**GECITEERDE PASSAGE:**
Ook hier geldt een aparte regeling, afhankelijk van het moment waarop de huurovereenkomst werd ondertekend:
Huurovereenkomst afgesloten vóór 1 januari 2019
Indien er na het verstrijken van een termijn van 3 maanden en 40 dagen geen erfgenamen bekend zijn of de bekende erfgenamen de nalatenschap hebben verworpen, wordt de nalatenschap als onbeheerd beschouwd. Er kan vervolgens een curator worden aangesteld door de rechtbank van eerste aanleg, die de nalatenschap zal beheren. Iedere belanghebbende kan een dergelijk verzoek indienen bij de rechtbank, ook de verhuurder. De curator zal de huurovereenkomst vervolgens moeten opzeggen, of zal onderhandelen met de verhuurder omtrent de beëindiging ervan en zal het pand vervolgens laten leeghalen.
De huurwaarborg kan slechts in 2 gevallen worden vrijgegeven:
ofwel wordt er aan de bank een schriftelijk akkoord voorgelegd van de verhuurder en de erfgenamen, samen met een overlijdensattest en een attest van erfopvolging;
ofwel kan de curator - die werd aangesteld door de rechtbank van eerste aanleg na het indienen van een verzoekschrift door de verhuurder - beslissen over de vrijgave van de huurwaarborg.
Huurovereenkomst afgesloten vanaf 1 januari 201
ofwel wordt er aan de bank een schriftelijk akkoord voorgelegd van de verhuurder en de erfgenamen van de overleden huurder, samen met een overlijdensattest en een attest van erfopvolging;
ofwel zal de Vrederechter een oordeel moeten vellen over de huurwaarborg. Deze zal in de meeste gevallen toegekend worden aan de verhuurder (die een voorrecht heeft op de inboedel in de gehuurde woning) wanneer er nog openstaande huurschulden zijn (bv. voor de periode na het overlijden van de huurder tot de ontbinding van rechtswege), er huurschade was aan het pand of bij wijze van bezettingsvergoeding voor de periode dat de curator nog bezig was met de uitvoering van diens werkzaamheden.

**AANGELEVERD MATERIAAL:**
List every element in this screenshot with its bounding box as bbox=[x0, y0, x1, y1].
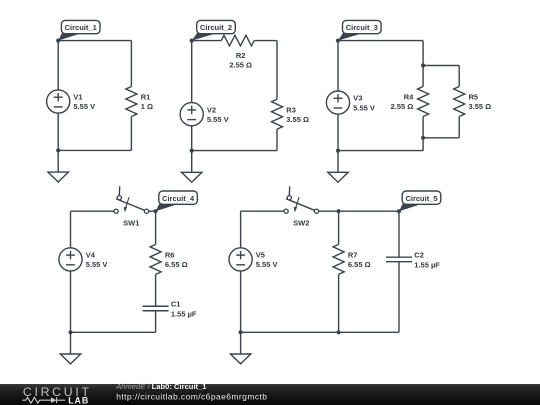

**GEGEVEN OPDRACHT 1:**
Wie kan volgens de tekst over de huurovereenkomst na overlijden bij de rechtbank vragen om een curator aan te stellen?
**GEGEVEN OPDRACHT 2:**
Pak de tekst over de huurovereenkomst na overlijden weer op na de laatste zin en schrijf hem verder.

**GESCHREVEN ANTWOORD 1:**
Iedere belanghebbende kan dat verzoek indienen, ook de verhuurder.

**GESCHREVEN ANTWOORD 2:**
Ook voor de betaling van de huurgelden maken we een onderscheid tussen:
Huurovereenkomst afgesloten vóór 1 januari 2019
In dat geval nemen de erfgenamen alle verplichtingen van de huurder over en moeten zij de huurgelden blijven betalen.
Als er geen erfgenamen zijn, zal de curator - die werd aangesteld door de rechtbank van eerste aanleg na het indienen van een verzoekschrift door de verhuurder - een beslissing moeten nemen over de betaling van de huurgelden.
De inboedel van de overleden huurder maakt deel uit van de nalatenschap en gaat over op de erfgenamen. Als er geen erfgenamen zijn, als deze erfgenamen niet reageren of als zij de nalatenschap verwerpen, kan de verhuurder via een eenzijdig verzoekschrift via de rechtbank van eerste aanleg (voor huurovereenkomsten afgesloten vóór 01.01.2019) of via de Vrederechter (voor huurovereenkomsten afgesloten vanaf 01.01.2019) een curator over de onbeheerde nalatenschap laten aanstellen. Deze curator inventariseert de inboedel, verkoopt waardevolle items en gebruikt de opbrengst voor openstaande schulden zoals huurachterstand.
Bij woninghuurovereenkomsten die werden ondertekend vanaf 1 januari 2019 is opzegging niet nodig, aangezien de huurovereenkomst automatisch eindigt op het einde van de tweede maand na het overlijden van de huurder, tenzij de erfgenamen van deze huurder binnen die termijn hebben verklaard dat ze de huurovereenkomst willen voortzetten.
Bij woninghuurovereenkomsten die werden ondertekend vóór 1 januari 2019, blijft de huurovereenkomst doorlopen en moet je wachten tot de erfgenamen opzeggen, tenzij je één van de standaardmogelijkheden qua opzeg (nl.: voor eigen gebruik, voor renovatie of zonder motivatie met betaling van een schadevergoeding) kan benutten. Als er geen erfgenamen zijn, of als deze erfgenamen niet reageren of de nalatenschap verwerpen, kan je na 3 maanden en 40 dagen een curator over de onbeheerde nalatenschap laten aanstellen die de huurovereenkomst kan beëindigen.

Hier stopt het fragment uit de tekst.